What the task asks
In the listing below, locate the lines bearing the word "Frequency". Copy every one of them.

Task input

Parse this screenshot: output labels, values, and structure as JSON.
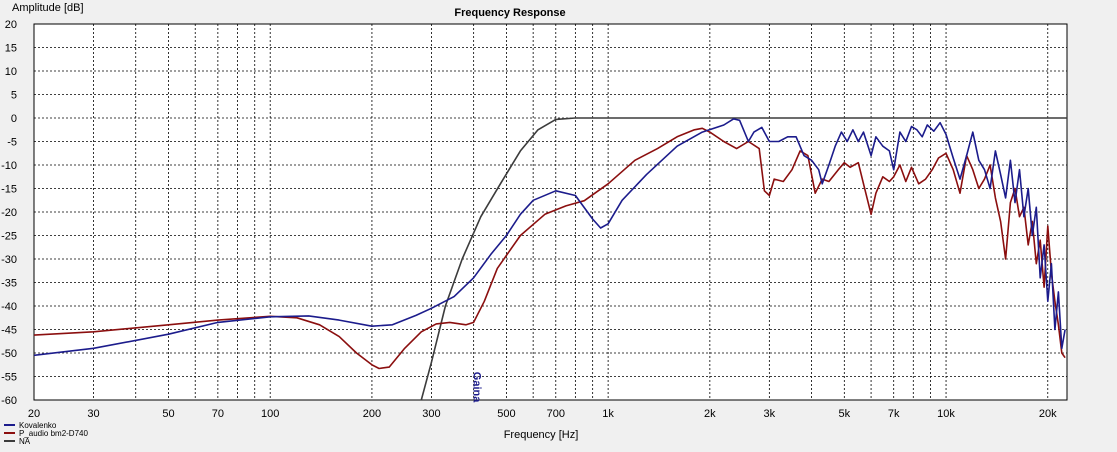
{
  "chart_data": {
    "type": "line",
    "title": "Frequency Response",
    "xlabel": "Frequency [Hz]",
    "ylabel": "Amplitude [dB]",
    "x_scale": "log",
    "xlim": [
      20,
      22800
    ],
    "ylim": [
      -60,
      20
    ],
    "grid": true,
    "x_ticks": [
      20,
      30,
      50,
      70,
      100,
      200,
      300,
      500,
      700,
      1000,
      2000,
      3000,
      5000,
      7000,
      10000,
      20000
    ],
    "x_tick_labels": [
      "20",
      "30",
      "50",
      "70",
      "100",
      "200",
      "300",
      "500",
      "700",
      "1k",
      "2k",
      "3k",
      "5k",
      "7k",
      "10k",
      "20k"
    ],
    "y_ticks": [
      20,
      15,
      10,
      5,
      0,
      -5,
      -10,
      -15,
      -20,
      -25,
      -30,
      -35,
      -40,
      -45,
      -50,
      -55,
      -60
    ],
    "annotation": {
      "text": "Gaina",
      "x": 400,
      "y": -54
    },
    "legend": {
      "placement": "bottom-left"
    },
    "series": [
      {
        "name": "Kovalenko",
        "color": "#1c1c8c",
        "points": [
          [
            20,
            -50.5
          ],
          [
            30,
            -49
          ],
          [
            50,
            -46
          ],
          [
            70,
            -43.5
          ],
          [
            100,
            -42.3
          ],
          [
            130,
            -42.1
          ],
          [
            160,
            -43
          ],
          [
            200,
            -44.3
          ],
          [
            230,
            -44
          ],
          [
            270,
            -42
          ],
          [
            300,
            -40.5
          ],
          [
            350,
            -38
          ],
          [
            400,
            -34
          ],
          [
            450,
            -29
          ],
          [
            500,
            -25
          ],
          [
            550,
            -20.5
          ],
          [
            600,
            -17.5
          ],
          [
            700,
            -15.5
          ],
          [
            800,
            -16.5
          ],
          [
            900,
            -21.5
          ],
          [
            950,
            -23.4
          ],
          [
            1000,
            -22.5
          ],
          [
            1100,
            -17.5
          ],
          [
            1300,
            -12
          ],
          [
            1600,
            -6
          ],
          [
            1900,
            -3
          ],
          [
            2200,
            -1.5
          ],
          [
            2350,
            -0.2
          ],
          [
            2450,
            -0.5
          ],
          [
            2600,
            -5
          ],
          [
            2700,
            -3
          ],
          [
            2850,
            -2
          ],
          [
            3000,
            -5
          ],
          [
            3200,
            -5
          ],
          [
            3400,
            -4
          ],
          [
            3600,
            -4
          ],
          [
            3800,
            -8
          ],
          [
            4000,
            -9
          ],
          [
            4200,
            -11
          ],
          [
            4300,
            -14
          ],
          [
            4500,
            -10
          ],
          [
            4700,
            -6
          ],
          [
            4900,
            -3
          ],
          [
            5100,
            -5
          ],
          [
            5300,
            -2.5
          ],
          [
            5500,
            -5
          ],
          [
            5700,
            -3
          ],
          [
            6000,
            -8
          ],
          [
            6200,
            -4
          ],
          [
            6500,
            -6
          ],
          [
            6800,
            -7
          ],
          [
            7000,
            -11
          ],
          [
            7300,
            -3
          ],
          [
            7600,
            -5
          ],
          [
            7900,
            -1.8
          ],
          [
            8200,
            -2.5
          ],
          [
            8500,
            -4
          ],
          [
            8800,
            -1.5
          ],
          [
            9200,
            -2.8
          ],
          [
            9600,
            -1
          ],
          [
            10000,
            -3.5
          ],
          [
            10500,
            -8.5
          ],
          [
            11000,
            -13
          ],
          [
            11500,
            -8
          ],
          [
            12000,
            -3
          ],
          [
            12500,
            -9
          ],
          [
            13000,
            -11
          ],
          [
            13500,
            -15
          ],
          [
            14000,
            -7
          ],
          [
            14500,
            -12
          ],
          [
            15000,
            -17
          ],
          [
            15500,
            -9
          ],
          [
            16000,
            -18
          ],
          [
            16500,
            -11
          ],
          [
            17000,
            -21
          ],
          [
            17500,
            -15
          ],
          [
            18000,
            -25
          ],
          [
            18500,
            -19
          ],
          [
            19000,
            -34
          ],
          [
            19500,
            -27
          ],
          [
            20000,
            -39
          ],
          [
            20500,
            -31
          ],
          [
            21000,
            -45
          ],
          [
            21500,
            -37
          ],
          [
            22000,
            -49
          ],
          [
            22500,
            -45
          ]
        ]
      },
      {
        "name": "P_audio bm2-D740",
        "color": "#8b0f0f",
        "points": [
          [
            20,
            -46.2
          ],
          [
            30,
            -45.5
          ],
          [
            50,
            -44
          ],
          [
            70,
            -43
          ],
          [
            100,
            -42.2
          ],
          [
            120,
            -42.5
          ],
          [
            140,
            -44
          ],
          [
            160,
            -46.5
          ],
          [
            180,
            -50
          ],
          [
            200,
            -52.5
          ],
          [
            210,
            -53.3
          ],
          [
            225,
            -53
          ],
          [
            250,
            -49
          ],
          [
            280,
            -45.5
          ],
          [
            310,
            -43.8
          ],
          [
            340,
            -43.5
          ],
          [
            380,
            -44
          ],
          [
            400,
            -43.5
          ],
          [
            430,
            -39
          ],
          [
            470,
            -32
          ],
          [
            550,
            -25
          ],
          [
            650,
            -20.5
          ],
          [
            750,
            -18.7
          ],
          [
            850,
            -17.6
          ],
          [
            1000,
            -14
          ],
          [
            1200,
            -9
          ],
          [
            1400,
            -6.5
          ],
          [
            1600,
            -4
          ],
          [
            1800,
            -2.5
          ],
          [
            1900,
            -2.2
          ],
          [
            2000,
            -3
          ],
          [
            2200,
            -5
          ],
          [
            2400,
            -6.5
          ],
          [
            2600,
            -5
          ],
          [
            2800,
            -6.5
          ],
          [
            2900,
            -15.5
          ],
          [
            3000,
            -16.5
          ],
          [
            3100,
            -13
          ],
          [
            3300,
            -13.5
          ],
          [
            3500,
            -11
          ],
          [
            3700,
            -7
          ],
          [
            3900,
            -8
          ],
          [
            4100,
            -16
          ],
          [
            4300,
            -13
          ],
          [
            4500,
            -13.5
          ],
          [
            4800,
            -11
          ],
          [
            5000,
            -9.5
          ],
          [
            5200,
            -10.5
          ],
          [
            5500,
            -9.5
          ],
          [
            5700,
            -14
          ],
          [
            6000,
            -20.5
          ],
          [
            6200,
            -16
          ],
          [
            6500,
            -12.5
          ],
          [
            6800,
            -13.5
          ],
          [
            7000,
            -12.5
          ],
          [
            7300,
            -10
          ],
          [
            7600,
            -13.5
          ],
          [
            7900,
            -10.5
          ],
          [
            8300,
            -14
          ],
          [
            8700,
            -13
          ],
          [
            9100,
            -11
          ],
          [
            9500,
            -8.5
          ],
          [
            10000,
            -7.5
          ],
          [
            10500,
            -11
          ],
          [
            11000,
            -16
          ],
          [
            11500,
            -8
          ],
          [
            12000,
            -11
          ],
          [
            12500,
            -15
          ],
          [
            13000,
            -13
          ],
          [
            13500,
            -10
          ],
          [
            14000,
            -17
          ],
          [
            14500,
            -22
          ],
          [
            15000,
            -30
          ],
          [
            15500,
            -18
          ],
          [
            16000,
            -15
          ],
          [
            16500,
            -21
          ],
          [
            17000,
            -19
          ],
          [
            17500,
            -27
          ],
          [
            18000,
            -22
          ],
          [
            18500,
            -31
          ],
          [
            19000,
            -26
          ],
          [
            19500,
            -36
          ],
          [
            20000,
            -23
          ],
          [
            20500,
            -33
          ],
          [
            21000,
            -39
          ],
          [
            21500,
            -44
          ],
          [
            22000,
            -50
          ],
          [
            22500,
            -51
          ]
        ]
      },
      {
        "name": "NA",
        "color": "#3c3c3c",
        "points": [
          [
            280,
            -60
          ],
          [
            300,
            -52
          ],
          [
            330,
            -40
          ],
          [
            370,
            -30
          ],
          [
            420,
            -21
          ],
          [
            480,
            -14
          ],
          [
            550,
            -7
          ],
          [
            620,
            -2.5
          ],
          [
            700,
            -0.3
          ],
          [
            800,
            0
          ],
          [
            1000,
            0
          ],
          [
            22800,
            0
          ]
        ]
      }
    ]
  }
}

The response
    "title": "Frequency Response",
    "xlabel": "Frequency [Hz]",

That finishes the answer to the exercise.